| EXERCISE |
Your job is to restate each entry word for word.

| LISTED ENTRIES |
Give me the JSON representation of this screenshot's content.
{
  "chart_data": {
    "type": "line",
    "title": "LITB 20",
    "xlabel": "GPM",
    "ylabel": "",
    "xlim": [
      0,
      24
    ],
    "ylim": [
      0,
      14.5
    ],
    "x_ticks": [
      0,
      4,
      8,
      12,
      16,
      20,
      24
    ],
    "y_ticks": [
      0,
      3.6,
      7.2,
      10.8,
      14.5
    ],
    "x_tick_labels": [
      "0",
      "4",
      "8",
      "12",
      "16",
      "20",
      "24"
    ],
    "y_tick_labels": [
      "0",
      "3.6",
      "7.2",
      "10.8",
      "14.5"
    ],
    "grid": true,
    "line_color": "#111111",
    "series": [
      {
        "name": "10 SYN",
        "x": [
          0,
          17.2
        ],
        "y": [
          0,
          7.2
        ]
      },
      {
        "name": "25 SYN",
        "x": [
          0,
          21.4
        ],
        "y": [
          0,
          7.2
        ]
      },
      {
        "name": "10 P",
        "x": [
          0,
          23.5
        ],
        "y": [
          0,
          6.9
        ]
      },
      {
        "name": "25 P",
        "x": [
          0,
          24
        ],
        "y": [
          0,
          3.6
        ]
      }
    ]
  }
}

| REPLY TO THE TASK |
Give me the JSON representation of this screenshot's content.
{
  "chart_data": {
    "type": "line",
    "title": "LITB 20",
    "xlabel": "GPM",
    "ylabel": "",
    "xlim": [
      0,
      24
    ],
    "ylim": [
      0,
      14.5
    ],
    "x_ticks": [
      0,
      4,
      8,
      12,
      16,
      20,
      24
    ],
    "y_ticks": [
      0,
      3.6,
      7.2,
      10.8,
      14.5
    ],
    "x_tick_labels": [
      "0",
      "4",
      "8",
      "12",
      "16",
      "20",
      "24"
    ],
    "y_tick_labels": [
      "0",
      "3.6",
      "7.2",
      "10.8",
      "14.5"
    ],
    "grid": true,
    "line_color": "#111111",
    "series": [
      {
        "name": "10 SYN",
        "x": [
          0,
          17.2
        ],
        "y": [
          0,
          7.2
        ]
      },
      {
        "name": "25 SYN",
        "x": [
          0,
          21.4
        ],
        "y": [
          0,
          7.2
        ]
      },
      {
        "name": "10 P",
        "x": [
          0,
          23.5
        ],
        "y": [
          0,
          6.9
        ]
      },
      {
        "name": "25 P",
        "x": [
          0,
          24
        ],
        "y": [
          0,
          3.6
        ]
      }
    ]
  }
}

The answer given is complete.